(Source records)
-=-=-
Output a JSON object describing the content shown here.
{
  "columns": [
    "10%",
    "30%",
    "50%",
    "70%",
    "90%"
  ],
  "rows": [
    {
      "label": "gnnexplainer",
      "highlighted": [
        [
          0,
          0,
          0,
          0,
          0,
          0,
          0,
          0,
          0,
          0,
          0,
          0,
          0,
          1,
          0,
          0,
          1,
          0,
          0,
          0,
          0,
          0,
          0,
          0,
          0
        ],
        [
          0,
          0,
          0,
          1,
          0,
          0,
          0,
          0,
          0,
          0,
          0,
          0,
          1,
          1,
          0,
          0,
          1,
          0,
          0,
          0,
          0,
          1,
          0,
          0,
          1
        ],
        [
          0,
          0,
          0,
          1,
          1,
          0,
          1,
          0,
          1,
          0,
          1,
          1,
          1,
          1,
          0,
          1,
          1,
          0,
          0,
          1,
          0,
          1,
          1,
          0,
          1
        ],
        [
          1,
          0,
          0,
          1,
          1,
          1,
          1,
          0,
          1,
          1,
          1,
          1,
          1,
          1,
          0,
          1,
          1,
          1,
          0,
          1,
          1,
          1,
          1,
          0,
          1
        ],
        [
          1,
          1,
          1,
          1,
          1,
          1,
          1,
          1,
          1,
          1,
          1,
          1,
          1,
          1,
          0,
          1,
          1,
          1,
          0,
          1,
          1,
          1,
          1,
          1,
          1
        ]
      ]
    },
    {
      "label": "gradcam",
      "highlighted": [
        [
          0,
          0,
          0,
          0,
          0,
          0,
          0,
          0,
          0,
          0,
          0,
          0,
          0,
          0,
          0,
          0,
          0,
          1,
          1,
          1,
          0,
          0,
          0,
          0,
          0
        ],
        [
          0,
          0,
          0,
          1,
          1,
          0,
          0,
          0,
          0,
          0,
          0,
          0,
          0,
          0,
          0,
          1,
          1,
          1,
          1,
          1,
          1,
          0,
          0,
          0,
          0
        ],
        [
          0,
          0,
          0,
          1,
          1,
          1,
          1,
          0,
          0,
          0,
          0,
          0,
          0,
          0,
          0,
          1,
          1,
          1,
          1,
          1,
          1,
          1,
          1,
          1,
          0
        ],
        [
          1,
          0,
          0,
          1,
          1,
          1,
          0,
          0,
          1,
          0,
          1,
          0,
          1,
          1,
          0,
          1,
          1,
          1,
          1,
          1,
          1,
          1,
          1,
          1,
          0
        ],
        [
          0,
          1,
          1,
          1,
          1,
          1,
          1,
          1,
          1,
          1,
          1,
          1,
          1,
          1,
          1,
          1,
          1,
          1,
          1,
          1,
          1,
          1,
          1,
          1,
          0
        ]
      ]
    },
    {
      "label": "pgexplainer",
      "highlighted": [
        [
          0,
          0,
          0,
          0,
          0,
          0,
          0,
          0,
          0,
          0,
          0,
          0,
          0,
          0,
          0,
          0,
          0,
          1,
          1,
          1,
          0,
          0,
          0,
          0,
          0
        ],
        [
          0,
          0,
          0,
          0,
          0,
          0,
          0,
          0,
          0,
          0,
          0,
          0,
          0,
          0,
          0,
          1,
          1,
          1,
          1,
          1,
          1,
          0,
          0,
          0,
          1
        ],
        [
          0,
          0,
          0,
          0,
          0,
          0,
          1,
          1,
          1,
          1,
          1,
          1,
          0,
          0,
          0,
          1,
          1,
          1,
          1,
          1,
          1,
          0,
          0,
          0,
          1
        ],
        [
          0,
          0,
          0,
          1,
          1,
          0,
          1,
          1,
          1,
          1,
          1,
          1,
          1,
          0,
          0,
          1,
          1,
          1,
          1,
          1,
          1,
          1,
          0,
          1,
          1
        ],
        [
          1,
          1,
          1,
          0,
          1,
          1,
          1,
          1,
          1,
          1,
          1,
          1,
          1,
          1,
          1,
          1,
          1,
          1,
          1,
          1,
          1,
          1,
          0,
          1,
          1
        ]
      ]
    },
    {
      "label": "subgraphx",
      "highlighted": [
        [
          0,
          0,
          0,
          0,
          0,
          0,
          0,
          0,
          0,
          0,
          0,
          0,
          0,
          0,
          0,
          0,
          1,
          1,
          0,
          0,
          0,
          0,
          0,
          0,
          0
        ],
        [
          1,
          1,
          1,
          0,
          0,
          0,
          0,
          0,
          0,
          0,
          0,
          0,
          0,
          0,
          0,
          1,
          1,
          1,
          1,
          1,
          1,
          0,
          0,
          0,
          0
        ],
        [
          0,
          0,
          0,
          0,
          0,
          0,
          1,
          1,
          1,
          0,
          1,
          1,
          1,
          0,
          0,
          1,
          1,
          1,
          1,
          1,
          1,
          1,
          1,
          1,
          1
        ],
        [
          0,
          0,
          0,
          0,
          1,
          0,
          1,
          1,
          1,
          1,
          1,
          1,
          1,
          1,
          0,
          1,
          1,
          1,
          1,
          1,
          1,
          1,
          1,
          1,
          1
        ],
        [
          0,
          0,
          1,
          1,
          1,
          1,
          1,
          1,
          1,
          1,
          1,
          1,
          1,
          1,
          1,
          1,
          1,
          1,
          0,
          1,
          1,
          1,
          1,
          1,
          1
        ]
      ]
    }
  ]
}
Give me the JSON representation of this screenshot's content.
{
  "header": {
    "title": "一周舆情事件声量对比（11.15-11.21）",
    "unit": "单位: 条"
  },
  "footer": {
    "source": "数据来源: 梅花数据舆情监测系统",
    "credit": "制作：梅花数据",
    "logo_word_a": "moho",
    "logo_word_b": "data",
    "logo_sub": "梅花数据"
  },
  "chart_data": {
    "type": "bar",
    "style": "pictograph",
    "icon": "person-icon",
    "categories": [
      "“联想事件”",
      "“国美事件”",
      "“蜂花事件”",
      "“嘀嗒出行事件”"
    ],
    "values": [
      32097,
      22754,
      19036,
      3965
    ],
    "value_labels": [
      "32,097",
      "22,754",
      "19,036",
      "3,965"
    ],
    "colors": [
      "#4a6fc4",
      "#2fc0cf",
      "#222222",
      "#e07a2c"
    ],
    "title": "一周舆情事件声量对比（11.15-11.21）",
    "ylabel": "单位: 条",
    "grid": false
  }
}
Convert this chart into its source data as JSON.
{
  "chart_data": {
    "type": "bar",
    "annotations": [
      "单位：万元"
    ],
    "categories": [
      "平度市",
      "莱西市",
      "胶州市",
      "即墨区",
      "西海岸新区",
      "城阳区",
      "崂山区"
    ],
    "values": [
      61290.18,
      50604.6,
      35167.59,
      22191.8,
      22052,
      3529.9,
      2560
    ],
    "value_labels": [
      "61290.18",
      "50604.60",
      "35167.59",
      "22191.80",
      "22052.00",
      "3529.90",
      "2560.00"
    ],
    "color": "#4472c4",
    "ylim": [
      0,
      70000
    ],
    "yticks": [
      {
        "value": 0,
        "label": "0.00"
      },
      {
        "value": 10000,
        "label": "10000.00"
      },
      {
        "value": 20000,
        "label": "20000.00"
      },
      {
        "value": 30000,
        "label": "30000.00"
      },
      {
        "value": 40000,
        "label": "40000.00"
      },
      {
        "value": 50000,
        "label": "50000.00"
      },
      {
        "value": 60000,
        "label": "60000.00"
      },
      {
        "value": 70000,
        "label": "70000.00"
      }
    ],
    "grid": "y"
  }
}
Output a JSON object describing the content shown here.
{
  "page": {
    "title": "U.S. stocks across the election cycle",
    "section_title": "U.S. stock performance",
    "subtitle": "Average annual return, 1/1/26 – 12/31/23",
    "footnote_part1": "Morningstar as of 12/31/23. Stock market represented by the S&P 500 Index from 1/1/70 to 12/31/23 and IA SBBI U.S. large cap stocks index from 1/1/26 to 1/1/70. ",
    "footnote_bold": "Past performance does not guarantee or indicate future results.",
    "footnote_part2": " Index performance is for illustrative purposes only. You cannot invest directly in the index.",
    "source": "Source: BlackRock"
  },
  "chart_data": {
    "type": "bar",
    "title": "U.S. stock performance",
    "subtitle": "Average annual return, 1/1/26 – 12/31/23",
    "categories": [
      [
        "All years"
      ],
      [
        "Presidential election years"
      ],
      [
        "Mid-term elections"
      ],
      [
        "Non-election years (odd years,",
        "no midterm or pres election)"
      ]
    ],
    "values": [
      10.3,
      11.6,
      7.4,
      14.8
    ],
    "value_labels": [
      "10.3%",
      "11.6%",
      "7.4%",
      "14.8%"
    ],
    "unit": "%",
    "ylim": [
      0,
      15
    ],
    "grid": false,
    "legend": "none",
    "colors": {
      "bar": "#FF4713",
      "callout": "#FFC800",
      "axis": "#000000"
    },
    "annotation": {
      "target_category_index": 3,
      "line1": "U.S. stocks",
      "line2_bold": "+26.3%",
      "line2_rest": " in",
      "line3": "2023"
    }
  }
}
-=-=-
→ Problem description: How many lines in these entries hold the string "this"? Answer with the number alone.

→ Reply to the exercise: 2